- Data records
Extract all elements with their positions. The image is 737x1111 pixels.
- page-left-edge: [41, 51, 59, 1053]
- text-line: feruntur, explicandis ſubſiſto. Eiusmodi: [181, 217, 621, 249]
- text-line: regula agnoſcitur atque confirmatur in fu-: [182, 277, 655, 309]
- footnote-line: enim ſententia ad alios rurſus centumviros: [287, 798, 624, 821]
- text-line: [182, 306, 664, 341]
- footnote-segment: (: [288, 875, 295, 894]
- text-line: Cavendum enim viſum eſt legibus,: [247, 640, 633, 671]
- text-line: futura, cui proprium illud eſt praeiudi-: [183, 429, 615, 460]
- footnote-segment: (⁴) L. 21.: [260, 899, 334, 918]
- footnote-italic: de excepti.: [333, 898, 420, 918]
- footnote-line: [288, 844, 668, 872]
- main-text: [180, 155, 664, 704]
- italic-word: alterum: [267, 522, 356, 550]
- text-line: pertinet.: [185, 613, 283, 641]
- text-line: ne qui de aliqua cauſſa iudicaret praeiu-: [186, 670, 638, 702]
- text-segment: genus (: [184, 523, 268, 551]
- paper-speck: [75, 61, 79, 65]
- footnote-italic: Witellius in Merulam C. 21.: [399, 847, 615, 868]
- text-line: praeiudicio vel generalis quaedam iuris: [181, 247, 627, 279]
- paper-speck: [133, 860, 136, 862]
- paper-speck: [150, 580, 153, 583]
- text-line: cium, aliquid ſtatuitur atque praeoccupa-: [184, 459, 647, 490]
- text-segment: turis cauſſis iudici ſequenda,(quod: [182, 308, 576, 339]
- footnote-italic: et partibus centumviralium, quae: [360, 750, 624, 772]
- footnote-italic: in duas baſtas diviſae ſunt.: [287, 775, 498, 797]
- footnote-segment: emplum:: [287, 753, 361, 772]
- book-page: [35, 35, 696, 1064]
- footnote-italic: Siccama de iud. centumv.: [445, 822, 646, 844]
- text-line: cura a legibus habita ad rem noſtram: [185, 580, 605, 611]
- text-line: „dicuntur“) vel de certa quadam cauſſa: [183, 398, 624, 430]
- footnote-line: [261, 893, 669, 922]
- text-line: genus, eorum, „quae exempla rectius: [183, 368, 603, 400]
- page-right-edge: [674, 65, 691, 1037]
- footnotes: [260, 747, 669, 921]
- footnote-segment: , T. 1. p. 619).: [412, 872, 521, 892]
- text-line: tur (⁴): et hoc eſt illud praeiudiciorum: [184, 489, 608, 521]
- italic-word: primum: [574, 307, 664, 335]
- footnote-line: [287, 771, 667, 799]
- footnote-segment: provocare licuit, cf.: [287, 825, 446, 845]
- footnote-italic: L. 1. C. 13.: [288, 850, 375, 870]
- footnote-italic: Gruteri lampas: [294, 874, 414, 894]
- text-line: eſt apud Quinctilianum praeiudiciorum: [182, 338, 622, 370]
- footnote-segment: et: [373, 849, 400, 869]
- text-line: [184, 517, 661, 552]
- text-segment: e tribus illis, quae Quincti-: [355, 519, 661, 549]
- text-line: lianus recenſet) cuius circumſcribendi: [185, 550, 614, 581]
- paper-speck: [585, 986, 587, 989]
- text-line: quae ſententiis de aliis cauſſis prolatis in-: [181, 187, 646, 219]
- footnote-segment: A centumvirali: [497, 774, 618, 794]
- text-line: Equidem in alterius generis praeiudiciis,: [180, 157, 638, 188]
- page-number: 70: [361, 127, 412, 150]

---

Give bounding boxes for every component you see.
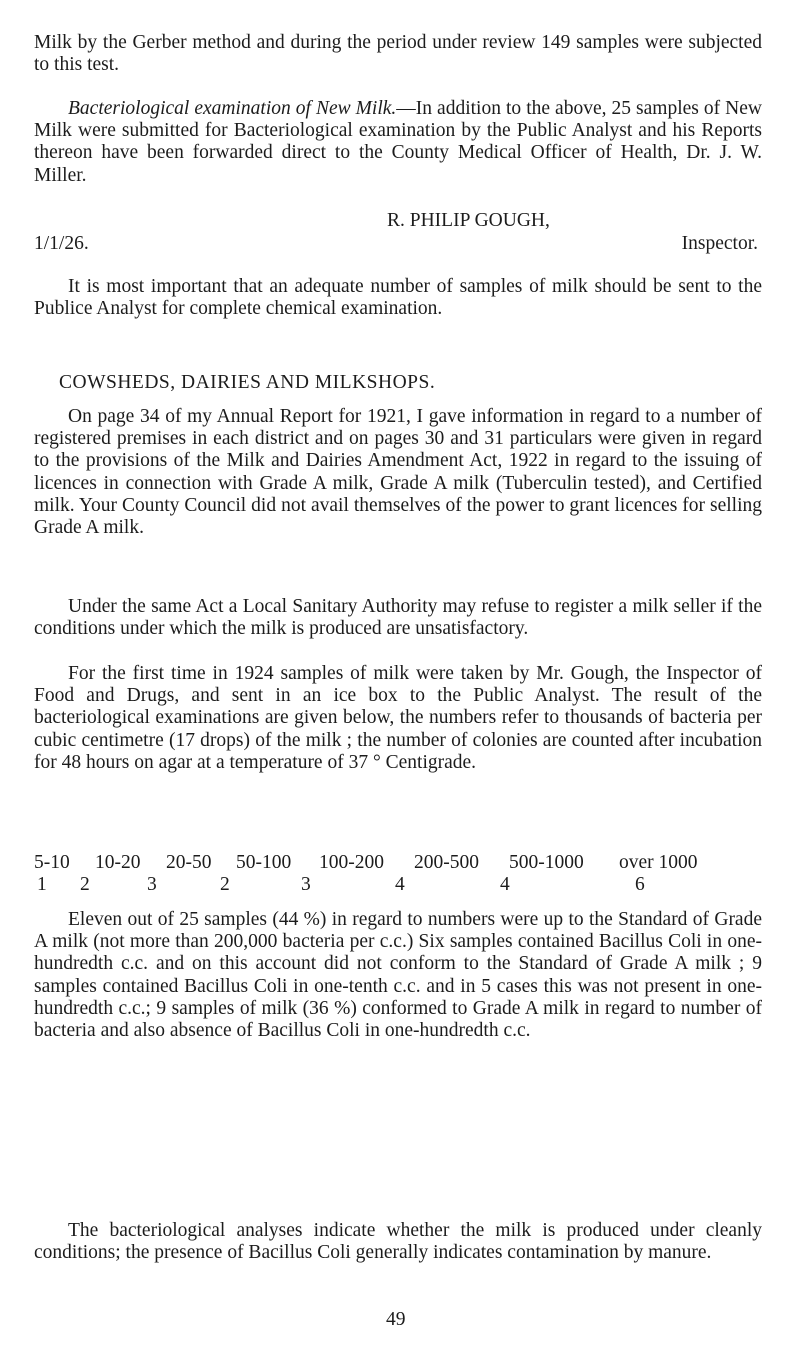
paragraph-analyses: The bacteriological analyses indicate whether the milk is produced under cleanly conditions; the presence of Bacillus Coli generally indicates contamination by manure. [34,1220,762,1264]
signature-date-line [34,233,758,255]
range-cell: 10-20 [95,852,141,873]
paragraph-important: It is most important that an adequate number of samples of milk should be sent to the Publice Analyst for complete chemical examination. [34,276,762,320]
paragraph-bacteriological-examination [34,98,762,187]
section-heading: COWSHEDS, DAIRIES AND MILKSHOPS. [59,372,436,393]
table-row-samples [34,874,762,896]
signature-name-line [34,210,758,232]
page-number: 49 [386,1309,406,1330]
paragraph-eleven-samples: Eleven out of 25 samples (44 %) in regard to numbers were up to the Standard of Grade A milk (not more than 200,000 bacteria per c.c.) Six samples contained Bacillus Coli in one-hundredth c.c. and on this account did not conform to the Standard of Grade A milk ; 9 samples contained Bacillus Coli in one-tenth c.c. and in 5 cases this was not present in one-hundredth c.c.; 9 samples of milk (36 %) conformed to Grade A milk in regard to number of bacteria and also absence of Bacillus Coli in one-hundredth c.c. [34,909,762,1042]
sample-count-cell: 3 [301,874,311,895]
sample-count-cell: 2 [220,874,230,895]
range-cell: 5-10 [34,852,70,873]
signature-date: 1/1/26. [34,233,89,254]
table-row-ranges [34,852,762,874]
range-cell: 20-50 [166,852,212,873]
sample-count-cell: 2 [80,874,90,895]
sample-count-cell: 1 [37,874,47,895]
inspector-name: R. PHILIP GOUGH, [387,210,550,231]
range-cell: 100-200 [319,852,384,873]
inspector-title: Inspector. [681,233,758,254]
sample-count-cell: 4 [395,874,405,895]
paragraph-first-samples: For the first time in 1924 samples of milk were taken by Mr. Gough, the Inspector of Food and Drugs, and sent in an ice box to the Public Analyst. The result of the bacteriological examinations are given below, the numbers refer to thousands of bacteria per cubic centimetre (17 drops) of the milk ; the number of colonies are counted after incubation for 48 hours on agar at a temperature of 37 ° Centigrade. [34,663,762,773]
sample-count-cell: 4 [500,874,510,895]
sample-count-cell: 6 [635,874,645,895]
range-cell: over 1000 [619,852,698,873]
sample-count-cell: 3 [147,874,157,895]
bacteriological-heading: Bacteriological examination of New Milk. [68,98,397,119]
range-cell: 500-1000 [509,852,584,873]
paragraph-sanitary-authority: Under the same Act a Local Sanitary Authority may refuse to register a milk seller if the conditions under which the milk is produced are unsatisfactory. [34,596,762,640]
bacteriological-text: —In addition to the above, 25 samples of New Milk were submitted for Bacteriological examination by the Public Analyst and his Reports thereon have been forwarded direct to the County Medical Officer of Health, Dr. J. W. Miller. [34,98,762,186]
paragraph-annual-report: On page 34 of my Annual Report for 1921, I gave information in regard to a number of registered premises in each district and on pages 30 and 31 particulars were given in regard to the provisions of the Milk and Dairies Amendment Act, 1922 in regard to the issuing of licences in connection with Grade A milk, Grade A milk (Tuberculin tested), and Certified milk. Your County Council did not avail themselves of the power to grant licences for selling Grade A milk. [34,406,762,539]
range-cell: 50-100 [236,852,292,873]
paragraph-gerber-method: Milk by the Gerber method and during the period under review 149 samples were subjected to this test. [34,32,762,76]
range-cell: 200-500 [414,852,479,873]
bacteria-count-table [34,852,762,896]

- AIM OF THE TASK
Tally every line of the data that holds the word "conditions" and write the count alone.

- RESPONSE
2